◆ **EXTRACTED TEXT**
# # #

Increasing monetary returns from athaphum fishing brought more people into the occupation, leading to competition amongst the fishermen, exploitation of fishery resources and a decrease in fish catch. An informal jurisdiction over the lake area has also emerged as individuals exercise rights over areas that are used to lay enclosures; others are allowed only after mutual consent.

Phumdi management has therefore been an important part of the LDA’s activities. It recently commissioned New Delhi-based K Pro Infra Works Private Ltd to clean up around 132.94 lakh cubic metres of phumdis from the lake, in a joint venture with Progressive Construction Ltd (PCL) based in Hyderabad. The Rs 224 crore contract, scheduled to be completed in two years and three months, is progressing after being inaugurated by Manipur Chief Minister Okram Ibobi on January 6, 2010. The State Planning Commission has also sanctioned Rs 400 crore for the purpose of clearing phumdis from Loktak Lake.

With the passing of the Manipur Loktak Lake (Protection) Act 2006, the LDA became a body constituted under the Act, empowered by it as the “authority”. The new legislation aims “to provide for administration, control, protection, improvement, conservation and development of the natural environment of Loktak Lake and for matters connected with as incidental thereto”.

Over time, there has been a shift in the LDA’s activities. In the early years, it identified problems in the lake area and carried out engineering projects like dredging heavily silted areas. Now, it attempts to address the causes of the problems and develop strategies for sustainable management of the lake through the Sustainable Development and Water Resources Management of Loktak Lake (SDWRML) Project, jointly initiated with Wetlands International South Asia (WISA) in 1997.

The LDA has transformed from being an organisation largely engaged in sediment and phumdi management to one that undertakes comprehensive lake management from an ecological and socio-economic perspective, focusing on treating the causes rather than the symptoms of lake degradation.

As early as 2008, the Authority stressed that conservation and management of Loktak mandates a strategic shift in water management, balancing human needs with the multiple values of the lake, and adopting a stakeholder-driven approach.

# # #

◆ **ASSIGNMENT**
Set down the part of the Loktak Lake text between "With the passing" and "(WISA) in 1997.", inclusive, copying it exactly.

# # #

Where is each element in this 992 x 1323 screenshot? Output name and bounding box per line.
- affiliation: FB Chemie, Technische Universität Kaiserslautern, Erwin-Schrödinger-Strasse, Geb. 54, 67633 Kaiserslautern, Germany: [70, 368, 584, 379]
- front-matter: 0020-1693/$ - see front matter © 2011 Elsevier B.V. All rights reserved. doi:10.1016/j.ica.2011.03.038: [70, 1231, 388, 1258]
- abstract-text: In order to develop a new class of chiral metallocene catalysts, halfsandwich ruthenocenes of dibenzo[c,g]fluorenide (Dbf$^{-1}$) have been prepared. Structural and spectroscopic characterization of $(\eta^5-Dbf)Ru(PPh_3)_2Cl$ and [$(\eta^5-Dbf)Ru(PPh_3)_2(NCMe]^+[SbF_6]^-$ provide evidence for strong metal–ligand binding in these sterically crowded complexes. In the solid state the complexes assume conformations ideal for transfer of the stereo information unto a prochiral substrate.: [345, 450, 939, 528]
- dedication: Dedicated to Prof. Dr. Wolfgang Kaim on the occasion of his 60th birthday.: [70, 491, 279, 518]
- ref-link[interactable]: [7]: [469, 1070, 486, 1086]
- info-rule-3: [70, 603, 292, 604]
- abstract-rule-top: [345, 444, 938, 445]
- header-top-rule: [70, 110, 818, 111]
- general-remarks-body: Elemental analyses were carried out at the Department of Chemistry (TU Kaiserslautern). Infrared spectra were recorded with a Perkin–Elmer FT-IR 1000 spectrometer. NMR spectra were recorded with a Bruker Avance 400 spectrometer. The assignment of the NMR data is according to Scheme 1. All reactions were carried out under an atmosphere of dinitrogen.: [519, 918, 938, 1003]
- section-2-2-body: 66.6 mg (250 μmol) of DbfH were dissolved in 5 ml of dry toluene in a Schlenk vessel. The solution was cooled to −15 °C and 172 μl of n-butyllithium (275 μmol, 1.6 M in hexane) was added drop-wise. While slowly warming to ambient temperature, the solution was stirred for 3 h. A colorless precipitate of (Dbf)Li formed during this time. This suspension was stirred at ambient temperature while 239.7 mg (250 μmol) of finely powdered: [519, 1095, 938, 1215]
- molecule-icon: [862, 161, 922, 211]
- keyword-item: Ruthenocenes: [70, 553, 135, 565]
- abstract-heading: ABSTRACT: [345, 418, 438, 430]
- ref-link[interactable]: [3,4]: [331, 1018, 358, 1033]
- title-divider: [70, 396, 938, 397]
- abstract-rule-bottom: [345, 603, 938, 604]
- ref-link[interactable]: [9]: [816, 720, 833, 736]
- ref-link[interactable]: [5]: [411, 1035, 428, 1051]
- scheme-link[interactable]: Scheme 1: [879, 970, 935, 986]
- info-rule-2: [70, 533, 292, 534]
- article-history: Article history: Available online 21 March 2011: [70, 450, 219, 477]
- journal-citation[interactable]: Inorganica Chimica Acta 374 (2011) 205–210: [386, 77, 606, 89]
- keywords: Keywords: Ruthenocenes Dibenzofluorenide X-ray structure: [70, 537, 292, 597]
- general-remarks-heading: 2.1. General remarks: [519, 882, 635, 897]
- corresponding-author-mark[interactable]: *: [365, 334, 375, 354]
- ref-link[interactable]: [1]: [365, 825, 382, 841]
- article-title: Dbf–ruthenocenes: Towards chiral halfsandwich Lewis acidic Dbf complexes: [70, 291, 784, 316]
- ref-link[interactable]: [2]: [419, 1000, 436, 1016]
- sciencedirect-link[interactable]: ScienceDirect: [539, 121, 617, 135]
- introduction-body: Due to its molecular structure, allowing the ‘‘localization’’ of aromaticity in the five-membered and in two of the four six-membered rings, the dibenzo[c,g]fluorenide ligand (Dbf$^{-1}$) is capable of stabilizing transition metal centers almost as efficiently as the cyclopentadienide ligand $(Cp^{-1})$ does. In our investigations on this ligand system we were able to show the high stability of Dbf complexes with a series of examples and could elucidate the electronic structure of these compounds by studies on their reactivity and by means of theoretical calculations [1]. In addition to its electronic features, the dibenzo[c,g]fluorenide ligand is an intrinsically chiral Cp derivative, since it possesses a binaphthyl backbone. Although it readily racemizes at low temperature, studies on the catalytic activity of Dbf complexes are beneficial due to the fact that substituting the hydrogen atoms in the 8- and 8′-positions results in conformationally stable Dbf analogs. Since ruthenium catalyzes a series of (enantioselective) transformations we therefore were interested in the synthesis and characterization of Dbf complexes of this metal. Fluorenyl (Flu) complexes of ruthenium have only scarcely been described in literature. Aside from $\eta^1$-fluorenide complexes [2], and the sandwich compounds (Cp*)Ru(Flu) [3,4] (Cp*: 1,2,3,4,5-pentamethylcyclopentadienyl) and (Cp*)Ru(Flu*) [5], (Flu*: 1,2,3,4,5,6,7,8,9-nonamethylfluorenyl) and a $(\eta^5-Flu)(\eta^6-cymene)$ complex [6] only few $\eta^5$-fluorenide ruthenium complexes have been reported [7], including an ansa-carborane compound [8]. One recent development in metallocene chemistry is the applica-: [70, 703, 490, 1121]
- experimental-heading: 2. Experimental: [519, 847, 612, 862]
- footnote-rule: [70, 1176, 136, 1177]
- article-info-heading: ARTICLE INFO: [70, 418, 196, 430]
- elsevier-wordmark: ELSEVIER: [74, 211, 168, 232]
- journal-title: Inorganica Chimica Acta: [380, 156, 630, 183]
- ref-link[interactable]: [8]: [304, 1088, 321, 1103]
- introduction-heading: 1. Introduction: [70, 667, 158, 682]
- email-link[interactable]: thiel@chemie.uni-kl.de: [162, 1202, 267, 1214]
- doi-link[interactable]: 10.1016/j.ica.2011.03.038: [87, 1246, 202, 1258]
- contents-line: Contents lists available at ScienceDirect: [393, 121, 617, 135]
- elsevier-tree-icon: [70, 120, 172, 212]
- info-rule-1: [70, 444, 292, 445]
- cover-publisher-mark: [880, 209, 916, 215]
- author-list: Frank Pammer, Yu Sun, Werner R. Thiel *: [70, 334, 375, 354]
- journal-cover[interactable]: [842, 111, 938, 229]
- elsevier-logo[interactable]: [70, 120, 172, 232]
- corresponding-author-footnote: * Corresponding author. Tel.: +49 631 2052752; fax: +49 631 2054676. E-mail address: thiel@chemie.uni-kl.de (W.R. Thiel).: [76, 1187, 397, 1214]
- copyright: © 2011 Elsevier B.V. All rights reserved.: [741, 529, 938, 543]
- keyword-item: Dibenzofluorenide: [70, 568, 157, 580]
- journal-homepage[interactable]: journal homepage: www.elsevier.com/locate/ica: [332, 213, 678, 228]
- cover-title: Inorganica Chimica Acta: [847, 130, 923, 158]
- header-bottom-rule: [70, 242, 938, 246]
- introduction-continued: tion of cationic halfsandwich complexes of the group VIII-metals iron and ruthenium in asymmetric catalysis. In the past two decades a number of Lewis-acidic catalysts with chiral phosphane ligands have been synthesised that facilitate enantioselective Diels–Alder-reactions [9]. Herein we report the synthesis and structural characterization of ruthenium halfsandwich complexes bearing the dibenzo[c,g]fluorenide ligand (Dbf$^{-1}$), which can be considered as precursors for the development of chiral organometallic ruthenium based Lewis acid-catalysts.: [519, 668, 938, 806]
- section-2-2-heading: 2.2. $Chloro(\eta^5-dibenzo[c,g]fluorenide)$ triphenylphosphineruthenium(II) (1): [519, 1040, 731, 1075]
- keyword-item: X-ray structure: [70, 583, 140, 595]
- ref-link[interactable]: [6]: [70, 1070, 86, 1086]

# # #

◆ **ANSWER SECTION**
With the passing of the Manipur Loktak Lake (Protection) Act 2006, the LDA became a body constituted under the Act, empowered by it as the “authority”. The new legislation aims “to provide for administration, control, protection, improvement, conservation and development of the natural environment of Loktak Lake and for matters connected with as incidental thereto”.

Over time, there has been a shift in the LDA’s activities. In the early years, it identified problems in the lake area and carried out engineering projects like dredging heavily silted areas. Now, it attempts to address the causes of the problems and develop strategies for sustainable management of the lake through the Sustainable Development and Water Resources Management of Loktak Lake (SDWRML) Project, jointly initiated with Wetlands International South Asia (WISA) in 1997.